• _Supplied passage_:
>>>
Neutral Citation: 2003 ONFSCDRS 139
FSCO A03-000262
FINANCIAL SERVICES COMMISSION OF ONTARIO
BETWEEN:
SEYED SINA OLFATI
Applicant
and
WAWANESA MUTUAL INSURANCE COMPANY
Insurer
DECISION ON A PRELIMINARY ISSUE
Before:
David J. Evans
Heard:
July 3, 2003, at the offices of the Financial Services Commission of Ontario in Toronto.
Written submissions were received on July 14, 2003.
Appearances:
Majid Yazdani for Mr. Olfati
Darrell March for Wawanesa Mutual Insurance Company
Issues:
The Applicant, Seyed Sina Olfati, was injured in a motor vehicle accident on June 1, 2002. He applied for statutory accident benefits from Wawanesa Mutual Insurance Company ("Wawanesa"), payable under the Schedule.1 Wawanesa has not paid any benefits, relying on Mr. Olfati's non-attendance at the insurer's examination (IE). The parties were unable to resolve their disputes through mediation, and Mr. Olfati applied for arbitration at the Financial Services Commission of Ontario under the Insurance Act, R.S.O. 1990, c.I.8, as amended.
The preliminary issue is:
- Is Mr. Olfati precluded from proceeding to arbitration on all issues in dispute because of his failure to make himself reasonably available for an insurer's examination with respect to his housekeeping claim, pursuant to sections 42 and 50 of the Schedule?
Result:
- Mr. Olfati is not precluded from proceeding to arbitration on any issues in dispute.
EVIDENCE AND ANALYSIS:
Mr. Olfati, a student, alleges that he was injured in an accident on June 1, 2002. He completed an Application for Accident Benefits on June 19, 2002, claiming a number of benefits, including housekeeping.
Subsection 42(1) of the Schedule allows an insurer, for the purpose of determining whether an insured person is entitled to a benefit such as housekeeping, to require the insured person to attend an IE to be examined by one or more qualified persons specified by the insurer. Specific notice must be given by the insurer to the insured person.
On August 16, 2002, Ms. Cathie Darling, a claims adjuster with Wawanesa, wrote to Mr. Olfati advising him that she had scheduled an IE for an in-home occupational therapy assessment with Ms. Lyndy Goldlust for September 6, 2002, "with regard to your housekeeping needs. As per section 42(8), it is essential that you attend this assessment. Failure to do so will jeopardize your housekeeping benefits." [Bold in the original]
The letter only refers to an IE of the housekeeping claim. Its only warning of the penalties for failing to attend the IE is the reference to subsection 42(8), which provides that benefits are suspended and none are payable for the period after giving notice of the IE and until the insured submits to the examination.
<<<
• _Source material_:
>>>
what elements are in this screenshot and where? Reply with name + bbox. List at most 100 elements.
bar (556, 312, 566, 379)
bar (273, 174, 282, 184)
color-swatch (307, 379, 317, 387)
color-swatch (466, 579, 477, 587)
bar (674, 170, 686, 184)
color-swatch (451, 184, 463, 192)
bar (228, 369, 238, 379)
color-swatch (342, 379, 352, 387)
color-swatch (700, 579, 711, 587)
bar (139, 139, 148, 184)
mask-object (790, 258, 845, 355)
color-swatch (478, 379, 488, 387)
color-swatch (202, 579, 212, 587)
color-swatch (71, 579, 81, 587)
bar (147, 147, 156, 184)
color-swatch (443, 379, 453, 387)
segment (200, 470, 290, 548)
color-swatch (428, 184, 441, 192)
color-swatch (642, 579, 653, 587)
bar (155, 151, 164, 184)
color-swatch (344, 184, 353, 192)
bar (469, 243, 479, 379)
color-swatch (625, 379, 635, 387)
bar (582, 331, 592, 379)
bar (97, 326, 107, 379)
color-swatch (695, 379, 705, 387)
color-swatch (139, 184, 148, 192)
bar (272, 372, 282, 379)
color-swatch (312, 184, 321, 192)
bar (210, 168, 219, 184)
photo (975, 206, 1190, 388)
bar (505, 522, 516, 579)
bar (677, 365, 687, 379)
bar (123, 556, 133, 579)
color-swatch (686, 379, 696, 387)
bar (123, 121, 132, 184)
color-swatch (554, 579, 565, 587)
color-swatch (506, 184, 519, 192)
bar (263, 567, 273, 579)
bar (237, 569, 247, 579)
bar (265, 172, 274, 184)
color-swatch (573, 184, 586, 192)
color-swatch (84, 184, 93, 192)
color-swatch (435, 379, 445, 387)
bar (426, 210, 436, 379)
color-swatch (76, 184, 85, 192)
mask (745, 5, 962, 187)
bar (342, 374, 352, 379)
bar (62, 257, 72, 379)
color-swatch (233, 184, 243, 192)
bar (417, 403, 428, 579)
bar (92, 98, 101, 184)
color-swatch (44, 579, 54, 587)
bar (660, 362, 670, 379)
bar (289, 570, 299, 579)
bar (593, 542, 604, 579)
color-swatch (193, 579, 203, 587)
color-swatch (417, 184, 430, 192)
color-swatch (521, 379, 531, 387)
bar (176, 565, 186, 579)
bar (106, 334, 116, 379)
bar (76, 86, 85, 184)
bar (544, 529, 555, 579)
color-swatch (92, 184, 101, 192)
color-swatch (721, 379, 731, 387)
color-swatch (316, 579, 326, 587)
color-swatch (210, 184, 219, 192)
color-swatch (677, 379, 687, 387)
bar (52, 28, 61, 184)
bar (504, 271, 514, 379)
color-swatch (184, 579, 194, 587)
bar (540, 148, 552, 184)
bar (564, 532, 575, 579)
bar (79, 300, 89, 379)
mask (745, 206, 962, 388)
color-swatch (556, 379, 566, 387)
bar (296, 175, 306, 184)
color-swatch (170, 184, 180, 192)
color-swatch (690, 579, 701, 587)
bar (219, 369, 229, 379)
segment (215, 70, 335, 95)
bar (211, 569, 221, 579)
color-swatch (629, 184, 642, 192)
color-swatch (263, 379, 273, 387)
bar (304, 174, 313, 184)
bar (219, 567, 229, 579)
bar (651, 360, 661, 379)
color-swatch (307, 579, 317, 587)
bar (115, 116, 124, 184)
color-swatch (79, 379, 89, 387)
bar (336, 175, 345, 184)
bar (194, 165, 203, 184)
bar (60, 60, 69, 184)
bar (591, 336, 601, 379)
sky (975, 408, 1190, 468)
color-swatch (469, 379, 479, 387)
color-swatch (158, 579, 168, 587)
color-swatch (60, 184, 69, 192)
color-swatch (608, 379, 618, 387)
<<<
• _Problem set_:
[1] Reproduce the passage of the Olfati decision above from "On August 16, 2002, Ms." to "to the examination." without changing a word.
[2] According to the Olfati decision, for what date was the in-home occupational therapy assessment with Ms. Lyndy Goldlust scheduled?

• _Responses in order_:
[1]
On August 16, 2002, Ms. Cathie Darling, a claims adjuster with Wawanesa, wrote to Mr. Olfati advising him that she had scheduled an IE for an in-home occupational therapy assessment with Ms. Lyndy Goldlust for September 6, 2002, "with regard to your housekeeping needs. As per section 42(8), it is essential that you attend this assessment. Failure to do so will jeopardize your housekeeping benefits." [Bold in the original]
The letter only refers to an IE of the housekeeping claim. Its only warning of the penalties for failing to attend the IE is the reference to subsection 42(8), which provides that benefits are suspended and none are payable for the period after giving notice of the IE and until the insured submits to the examination.

[2] September 6, 2002